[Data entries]

++++++++

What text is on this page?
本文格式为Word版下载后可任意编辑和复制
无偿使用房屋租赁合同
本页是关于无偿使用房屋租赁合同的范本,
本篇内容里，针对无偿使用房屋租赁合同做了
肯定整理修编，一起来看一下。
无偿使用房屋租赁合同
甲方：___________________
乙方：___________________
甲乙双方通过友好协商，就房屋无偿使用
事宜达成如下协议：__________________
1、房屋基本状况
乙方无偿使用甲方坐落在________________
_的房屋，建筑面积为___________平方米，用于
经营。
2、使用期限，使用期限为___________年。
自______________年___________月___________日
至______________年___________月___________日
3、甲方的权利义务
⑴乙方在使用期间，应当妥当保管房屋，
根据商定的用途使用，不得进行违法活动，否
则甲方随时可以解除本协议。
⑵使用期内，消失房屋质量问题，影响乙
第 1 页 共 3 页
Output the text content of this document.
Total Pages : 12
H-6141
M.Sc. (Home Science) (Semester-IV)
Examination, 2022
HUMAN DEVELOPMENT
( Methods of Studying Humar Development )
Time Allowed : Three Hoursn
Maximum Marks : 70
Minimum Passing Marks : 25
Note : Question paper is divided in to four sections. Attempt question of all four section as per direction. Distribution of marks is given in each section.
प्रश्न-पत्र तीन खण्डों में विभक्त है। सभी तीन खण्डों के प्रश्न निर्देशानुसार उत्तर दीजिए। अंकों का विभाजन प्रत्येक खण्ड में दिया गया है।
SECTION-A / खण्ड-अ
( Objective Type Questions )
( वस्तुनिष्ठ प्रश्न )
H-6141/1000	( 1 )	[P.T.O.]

++++++++

| WORK TO COMPLETE |
Write out the data exactly as it stands.

| TASK ANSWER |
What text is on this page?
本文格式为Word版下载后可任意编辑和复制
无偿使用房屋租赁合同
本页是关于无偿使用房屋租赁合同的范本,
本篇内容里，针对无偿使用房屋租赁合同做了
肯定整理修编，一起来看一下。
无偿使用房屋租赁合同
甲方：___________________
乙方：___________________
甲乙双方通过友好协商，就房屋无偿使用
事宜达成如下协议：__________________
1、房屋基本状况
乙方无偿使用甲方坐落在________________
_的房屋，建筑面积为___________平方米，用于
经营。
2、使用期限，使用期限为___________年。
自______________年___________月___________日
至______________年___________月___________日
3、甲方的权利义务
⑴乙方在使用期间，应当妥当保管房屋，
根据商定的用途使用，不得进行违法活动，否
则甲方随时可以解除本协议。
⑵使用期内，消失房屋质量问题，影响乙
第 1 页 共 3 页
Output the text content of this document.
Total Pages : 12
H-6141
M.Sc. (Home Science) (Semester-IV)
Examination, 2022
HUMAN DEVELOPMENT
( Methods of Studying Humar Development )
Time Allowed : Three Hoursn
Maximum Marks : 70
Minimum Passing Marks : 25
Note : Question paper is divided in to four sections. Attempt question of all four section as per direction. Distribution of marks is given in each section.
प्रश्न-पत्र तीन खण्डों में विभक्त है। सभी तीन खण्डों के प्रश्न निर्देशानुसार उत्तर दीजिए। अंकों का विभाजन प्रत्येक खण्ड में दिया गया है।
SECTION-A / खण्ड-अ
( Objective Type Questions )
( वस्तुनिष्ठ प्रश्न )
H-6141/1000	( 1 )	[P.T.O.]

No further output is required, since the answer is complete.